→ Extrait de page
----------------------------------------

On ouvre les problèmes de l’azote aux autres secteurs industriels et aux autres pays (« 40% of the deposition in the Netherlands comes from emissions that take place abroad »), on relativise l’effet de la diminution du cheptel (« Réduire de moitié le nombre de porcs ou de poulets signifierait une réduction d'environ 14 kton d'ammoniac, ce qui ne représente que 11 % des émissions totales... »), on en montre la menace sur l’emploi et l’économie, on communique autour de sa propre feuille de route basée (en partie ou totalement) sur la technologie (via des choix sémantiques signifiants : « KunstMest 4.0 » littéralement « engrais artificiel 4.0 »), on interview des chercheurs, on suggère un manque de communication opérationnelle de la part de l’exécutif, on défend des positions tranchées (Netwerk Grondig (élevage laitier au grand air) recommande aux députés de ne pas voter la décision de Carola Schouten sur les droits phosphate))… Un communiqué du LTO du 10/10 (après la journée de manifestation) indique que POV (l’organisation des éleveurs de porcs) a rompu ses discussions avec le Ministère LNV. Alors qu’en mai, elles s’organisaient afin de défendre des positions communes ou bien encore participe aux actions du LNV, les organisations professionnelles du secteur agricole semblent se replier individuellement sur une pure action défensive, de surinformation, sans coordination aucune. Il faudra attendre le 7 novembre pour qu’elles annoncent un nouveau collectif : « alliance « Collective Agriculture » qui regroupe 11 associations du secteur agricole.
Et les autres ? Alors que le sujet en tant que tel ne semblait pas les concerner avant juin 2019, des organisations professionnelles des autres secteurs économiques remettent en cause les zones Natura 2000, proposent des solutions, retournent les arguments (MKB-Netherlands ; VNO-NCW : « L'industrie est un "pollueur" relativement faible en ce qui concerne l'azote. L'agriculture est responsable de 40 % des émissions… ») etc… Elles s’organisent plus rapidement et mettent en place une task force « azote » afin de sonder leurs adhérents et renvoyer un courrier officiel à la chambre des représentants courant octobre. La question azote dépasse désormais le seul secteur agricole.
La révolte des agriculteurs
Deux organisations d’agriculteurs/éleveurs/horticulteurs se créent en 2019 et seront à l’origine des manifestations.

----------------------------------------

→ Données de délimitation des régions
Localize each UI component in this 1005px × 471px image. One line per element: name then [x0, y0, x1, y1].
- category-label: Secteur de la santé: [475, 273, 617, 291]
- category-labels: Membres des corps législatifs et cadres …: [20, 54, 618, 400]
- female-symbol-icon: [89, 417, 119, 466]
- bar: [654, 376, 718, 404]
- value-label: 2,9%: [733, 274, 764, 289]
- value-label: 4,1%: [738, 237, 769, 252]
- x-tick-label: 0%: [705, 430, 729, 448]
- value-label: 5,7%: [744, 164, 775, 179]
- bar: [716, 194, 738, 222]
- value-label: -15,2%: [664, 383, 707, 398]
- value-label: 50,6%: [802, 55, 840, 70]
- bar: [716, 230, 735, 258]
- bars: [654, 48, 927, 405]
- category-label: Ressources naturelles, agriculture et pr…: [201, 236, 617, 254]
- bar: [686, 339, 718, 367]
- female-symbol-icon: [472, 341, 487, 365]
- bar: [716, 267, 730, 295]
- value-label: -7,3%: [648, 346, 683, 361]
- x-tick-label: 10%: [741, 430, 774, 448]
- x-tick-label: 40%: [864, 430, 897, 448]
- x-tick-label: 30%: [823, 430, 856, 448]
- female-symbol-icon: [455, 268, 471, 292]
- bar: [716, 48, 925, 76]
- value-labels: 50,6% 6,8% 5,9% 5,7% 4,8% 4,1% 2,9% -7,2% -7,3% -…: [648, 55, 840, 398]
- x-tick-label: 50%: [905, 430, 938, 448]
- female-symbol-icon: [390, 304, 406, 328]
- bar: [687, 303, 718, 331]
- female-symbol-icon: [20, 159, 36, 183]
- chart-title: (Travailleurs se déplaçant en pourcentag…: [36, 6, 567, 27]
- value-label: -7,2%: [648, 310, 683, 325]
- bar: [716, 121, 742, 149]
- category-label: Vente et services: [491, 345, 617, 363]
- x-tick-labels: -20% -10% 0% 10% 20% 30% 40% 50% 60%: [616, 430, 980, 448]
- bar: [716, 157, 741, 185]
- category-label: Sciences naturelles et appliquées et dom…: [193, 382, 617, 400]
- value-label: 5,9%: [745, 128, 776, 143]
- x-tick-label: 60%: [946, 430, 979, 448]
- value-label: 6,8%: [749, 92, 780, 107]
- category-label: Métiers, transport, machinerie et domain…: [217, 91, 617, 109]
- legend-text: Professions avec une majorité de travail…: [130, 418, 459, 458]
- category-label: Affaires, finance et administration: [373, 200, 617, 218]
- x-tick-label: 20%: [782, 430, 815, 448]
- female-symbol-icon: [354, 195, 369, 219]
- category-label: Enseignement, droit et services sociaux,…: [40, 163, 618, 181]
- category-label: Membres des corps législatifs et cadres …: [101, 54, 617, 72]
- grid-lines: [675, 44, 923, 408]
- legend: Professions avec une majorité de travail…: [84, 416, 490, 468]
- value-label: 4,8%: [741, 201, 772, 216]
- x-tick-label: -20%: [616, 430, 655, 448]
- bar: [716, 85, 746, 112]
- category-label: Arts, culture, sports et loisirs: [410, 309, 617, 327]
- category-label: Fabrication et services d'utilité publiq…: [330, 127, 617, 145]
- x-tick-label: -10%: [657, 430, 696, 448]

----------------------------------------

→ Les tâches
1. Citez le passage du texte sur l'azote aux Pays-Bas qui commence par « Et les autres » et se poursuit jusqu'à « seul secteur agricole. ».
2. Prolongez le texte sur l'azote aux Pays-Bas au-delà de sa dernière phrase.

→ Ensemble des réponses
1.
Et les autres ? Alors que le sujet en tant que tel ne semblait pas les concerner avant juin 2019, des organisations professionnelles des autres secteurs économiques remettent en cause les zones Natura 2000, proposent des solutions, retournent les arguments (MKB-Netherlands ; VNO-NCW : « L'industrie est un "pollueur" relativement faible en ce qui concerne l'azote. L'agriculture est responsable de 40 % des émissions… ») etc… Elles s’organisent plus rapidement et mettent en place une task force « azote » afin de sonder leurs adhérents et renvoyer un courrier officiel à la chambre des représentants courant octobre. La question azote dépasse désormais le seul secteur agricole.

2.
Le premier mouvement s’intitule Agractie, mouvement initié par l’éleveur Bart Kemp, est créé en septembre 2019 ; son ambition est à la fois de réduire le fossé en agricultures et citoyens, de rendre leur fierté aux agriculteurs néerlandais et de faire entendre aux politiques une voie unie du secteur agricole. Le site Facebook de Bart Kemp montre clairement que le mécontentement vis-à-vis des politiques est antérieur à la seule crise déclenchée par l’annulation du PAS. LTO Netherland semble partager le malaise de ses adhérents puisqu’un article de presse du 30 août 2019 conclue sur : « C'est dur pour les familles d'agriculteurs quand un représentant du peuple dit que la moitié d'entre elles n'a plus le droit d'exister. Elles s'engagent chaque jour à rendre leur entreprise plus durable etc etc… ». Parmi les partenaires d’Agractie pour la manifestation du 13 octobre, se trouvent les organisations industrielles POV et NEVEDI ainsi que des industriels de l’agro-industrie, comme ForFarmers (industriel de la nourriture animale) qui a repéré et accompagné Bart Kemp pour son action.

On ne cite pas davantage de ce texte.